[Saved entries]
---

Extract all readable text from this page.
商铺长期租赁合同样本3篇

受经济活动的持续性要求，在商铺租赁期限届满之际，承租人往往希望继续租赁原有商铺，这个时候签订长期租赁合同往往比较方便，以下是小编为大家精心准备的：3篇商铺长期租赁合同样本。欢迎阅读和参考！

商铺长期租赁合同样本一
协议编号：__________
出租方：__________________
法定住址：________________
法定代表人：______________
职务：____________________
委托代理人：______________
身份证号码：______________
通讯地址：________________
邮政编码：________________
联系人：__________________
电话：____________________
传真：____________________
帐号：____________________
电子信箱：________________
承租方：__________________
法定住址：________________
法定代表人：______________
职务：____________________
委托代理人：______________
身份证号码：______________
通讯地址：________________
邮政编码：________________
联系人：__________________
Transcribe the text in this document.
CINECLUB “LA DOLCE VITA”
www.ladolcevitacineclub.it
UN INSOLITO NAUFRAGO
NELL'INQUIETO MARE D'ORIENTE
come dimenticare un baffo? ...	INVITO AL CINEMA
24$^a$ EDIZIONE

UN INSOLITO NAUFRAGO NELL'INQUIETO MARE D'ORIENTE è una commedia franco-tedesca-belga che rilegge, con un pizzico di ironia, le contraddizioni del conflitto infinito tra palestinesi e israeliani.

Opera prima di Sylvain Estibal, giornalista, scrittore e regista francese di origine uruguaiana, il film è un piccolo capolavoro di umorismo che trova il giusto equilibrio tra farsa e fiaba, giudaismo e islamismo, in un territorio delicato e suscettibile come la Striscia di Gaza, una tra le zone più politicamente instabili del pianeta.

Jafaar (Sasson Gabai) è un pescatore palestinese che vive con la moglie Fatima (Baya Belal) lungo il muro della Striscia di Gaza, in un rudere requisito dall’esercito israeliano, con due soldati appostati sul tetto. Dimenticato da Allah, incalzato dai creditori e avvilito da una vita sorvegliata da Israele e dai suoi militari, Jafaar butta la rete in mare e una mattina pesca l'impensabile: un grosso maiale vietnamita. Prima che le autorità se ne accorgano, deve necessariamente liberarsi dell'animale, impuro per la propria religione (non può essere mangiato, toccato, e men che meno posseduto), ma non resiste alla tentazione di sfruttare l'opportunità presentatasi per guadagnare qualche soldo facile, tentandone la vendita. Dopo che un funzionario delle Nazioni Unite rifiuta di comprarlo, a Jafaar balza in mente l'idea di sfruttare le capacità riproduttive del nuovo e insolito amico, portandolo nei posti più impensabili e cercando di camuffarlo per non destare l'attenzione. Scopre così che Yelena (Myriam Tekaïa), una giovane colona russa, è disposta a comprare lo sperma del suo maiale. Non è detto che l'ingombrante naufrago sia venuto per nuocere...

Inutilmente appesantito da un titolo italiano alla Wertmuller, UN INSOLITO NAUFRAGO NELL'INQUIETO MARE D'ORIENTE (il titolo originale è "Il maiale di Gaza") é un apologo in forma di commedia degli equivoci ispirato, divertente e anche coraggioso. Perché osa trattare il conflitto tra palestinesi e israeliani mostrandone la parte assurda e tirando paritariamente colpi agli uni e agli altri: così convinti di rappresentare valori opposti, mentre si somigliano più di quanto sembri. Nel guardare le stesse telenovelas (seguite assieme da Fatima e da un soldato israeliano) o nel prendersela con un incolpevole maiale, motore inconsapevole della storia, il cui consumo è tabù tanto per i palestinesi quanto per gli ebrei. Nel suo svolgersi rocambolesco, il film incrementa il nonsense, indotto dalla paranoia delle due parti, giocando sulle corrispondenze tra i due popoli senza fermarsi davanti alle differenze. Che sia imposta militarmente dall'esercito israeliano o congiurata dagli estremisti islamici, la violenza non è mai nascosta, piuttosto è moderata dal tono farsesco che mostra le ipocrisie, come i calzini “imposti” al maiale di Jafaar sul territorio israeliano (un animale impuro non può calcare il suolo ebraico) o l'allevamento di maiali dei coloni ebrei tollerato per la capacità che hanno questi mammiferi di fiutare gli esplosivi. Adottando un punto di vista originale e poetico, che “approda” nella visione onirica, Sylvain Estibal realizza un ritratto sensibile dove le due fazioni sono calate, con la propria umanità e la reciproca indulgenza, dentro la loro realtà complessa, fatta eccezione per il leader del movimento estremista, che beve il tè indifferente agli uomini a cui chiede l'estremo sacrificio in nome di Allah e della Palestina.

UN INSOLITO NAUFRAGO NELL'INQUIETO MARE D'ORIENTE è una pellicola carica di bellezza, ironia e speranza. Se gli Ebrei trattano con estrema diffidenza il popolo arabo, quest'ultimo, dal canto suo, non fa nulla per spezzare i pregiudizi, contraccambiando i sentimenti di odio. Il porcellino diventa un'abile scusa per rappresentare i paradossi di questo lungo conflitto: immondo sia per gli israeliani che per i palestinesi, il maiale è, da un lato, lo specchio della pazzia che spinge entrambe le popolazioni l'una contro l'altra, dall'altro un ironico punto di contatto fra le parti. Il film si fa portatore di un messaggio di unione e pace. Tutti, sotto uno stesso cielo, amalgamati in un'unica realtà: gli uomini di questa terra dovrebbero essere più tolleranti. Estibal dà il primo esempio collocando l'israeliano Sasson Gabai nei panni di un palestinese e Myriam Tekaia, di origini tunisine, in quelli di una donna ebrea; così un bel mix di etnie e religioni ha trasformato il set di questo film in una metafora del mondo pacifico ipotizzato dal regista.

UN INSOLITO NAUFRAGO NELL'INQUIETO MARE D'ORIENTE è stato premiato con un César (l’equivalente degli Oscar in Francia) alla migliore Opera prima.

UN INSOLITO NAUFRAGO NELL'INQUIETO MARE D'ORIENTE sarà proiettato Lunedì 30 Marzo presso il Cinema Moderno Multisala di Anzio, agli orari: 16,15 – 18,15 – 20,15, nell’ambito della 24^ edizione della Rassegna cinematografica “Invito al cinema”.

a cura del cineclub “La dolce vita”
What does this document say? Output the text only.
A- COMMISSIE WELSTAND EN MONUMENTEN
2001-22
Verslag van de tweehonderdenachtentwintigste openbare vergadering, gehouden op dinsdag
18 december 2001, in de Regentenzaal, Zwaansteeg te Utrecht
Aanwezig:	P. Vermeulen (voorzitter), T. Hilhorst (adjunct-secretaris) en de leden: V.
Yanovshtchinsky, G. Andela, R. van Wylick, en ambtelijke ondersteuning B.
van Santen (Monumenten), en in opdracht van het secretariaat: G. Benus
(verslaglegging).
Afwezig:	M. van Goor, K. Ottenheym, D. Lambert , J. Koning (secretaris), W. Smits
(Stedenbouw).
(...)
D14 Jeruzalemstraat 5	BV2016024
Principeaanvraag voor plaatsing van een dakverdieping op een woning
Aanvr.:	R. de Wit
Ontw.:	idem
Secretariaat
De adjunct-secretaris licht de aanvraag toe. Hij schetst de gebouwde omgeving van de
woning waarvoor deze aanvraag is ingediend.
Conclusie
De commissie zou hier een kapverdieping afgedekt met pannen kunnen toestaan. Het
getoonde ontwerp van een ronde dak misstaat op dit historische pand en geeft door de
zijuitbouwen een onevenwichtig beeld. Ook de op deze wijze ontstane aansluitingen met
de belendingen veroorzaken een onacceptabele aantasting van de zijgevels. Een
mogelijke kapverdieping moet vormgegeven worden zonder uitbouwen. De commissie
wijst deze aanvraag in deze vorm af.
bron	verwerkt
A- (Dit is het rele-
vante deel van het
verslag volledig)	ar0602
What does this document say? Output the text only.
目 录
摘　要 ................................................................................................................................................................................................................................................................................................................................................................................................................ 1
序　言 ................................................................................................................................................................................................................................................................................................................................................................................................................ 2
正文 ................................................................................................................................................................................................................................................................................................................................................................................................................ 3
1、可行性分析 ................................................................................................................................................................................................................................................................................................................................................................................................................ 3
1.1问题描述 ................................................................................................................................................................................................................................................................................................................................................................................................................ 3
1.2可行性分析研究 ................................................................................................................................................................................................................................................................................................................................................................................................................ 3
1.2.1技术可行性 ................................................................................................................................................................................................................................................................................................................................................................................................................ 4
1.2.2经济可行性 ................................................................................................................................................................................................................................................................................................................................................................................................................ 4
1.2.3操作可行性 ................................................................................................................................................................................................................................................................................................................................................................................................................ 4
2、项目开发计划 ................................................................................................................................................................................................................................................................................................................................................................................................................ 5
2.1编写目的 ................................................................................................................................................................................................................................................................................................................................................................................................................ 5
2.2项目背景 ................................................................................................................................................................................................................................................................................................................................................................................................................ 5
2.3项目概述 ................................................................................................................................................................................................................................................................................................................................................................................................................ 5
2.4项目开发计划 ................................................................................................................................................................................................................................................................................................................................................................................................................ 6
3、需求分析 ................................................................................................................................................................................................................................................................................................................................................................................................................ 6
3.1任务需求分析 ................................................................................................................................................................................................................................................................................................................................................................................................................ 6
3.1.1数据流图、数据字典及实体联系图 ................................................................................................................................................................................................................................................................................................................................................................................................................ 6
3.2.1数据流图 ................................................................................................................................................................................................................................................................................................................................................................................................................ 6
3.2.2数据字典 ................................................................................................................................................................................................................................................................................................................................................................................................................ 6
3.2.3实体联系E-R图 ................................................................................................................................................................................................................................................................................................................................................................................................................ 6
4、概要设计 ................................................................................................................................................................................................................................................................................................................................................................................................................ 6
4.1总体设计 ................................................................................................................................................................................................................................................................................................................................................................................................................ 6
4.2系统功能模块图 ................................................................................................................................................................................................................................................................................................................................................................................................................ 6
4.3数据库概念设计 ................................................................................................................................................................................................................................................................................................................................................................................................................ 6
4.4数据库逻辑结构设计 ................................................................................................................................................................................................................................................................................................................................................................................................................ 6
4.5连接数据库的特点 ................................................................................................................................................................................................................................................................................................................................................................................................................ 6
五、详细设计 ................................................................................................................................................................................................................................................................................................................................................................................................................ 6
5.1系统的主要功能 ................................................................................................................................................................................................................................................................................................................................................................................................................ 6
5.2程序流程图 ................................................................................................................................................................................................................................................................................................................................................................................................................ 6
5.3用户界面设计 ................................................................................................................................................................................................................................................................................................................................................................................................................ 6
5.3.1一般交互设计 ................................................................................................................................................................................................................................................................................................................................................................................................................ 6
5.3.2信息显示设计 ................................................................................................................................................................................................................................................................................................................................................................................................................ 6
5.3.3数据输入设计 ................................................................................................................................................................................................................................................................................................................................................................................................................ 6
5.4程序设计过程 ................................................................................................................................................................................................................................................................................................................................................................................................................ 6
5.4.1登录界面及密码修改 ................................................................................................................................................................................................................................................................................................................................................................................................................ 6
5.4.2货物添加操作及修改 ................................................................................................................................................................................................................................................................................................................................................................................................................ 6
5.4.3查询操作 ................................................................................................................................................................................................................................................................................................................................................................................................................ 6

---

- TO BE DONE: Gather each line from the entries above that includes the word "secretaris".

- WORKED ANSWER:
Aanwezig:	P. Vermeulen (voorzitter), T. Hilhorst (adjunct-secretaris) en de leden: V.
Afwezig:	M. van Goor, K. Ottenheym, D. Lambert , J. Koning (secretaris), W. Smits
De adjunct-secretaris licht de aanvraag toe. Hij schetst de gebouwde omgeving van de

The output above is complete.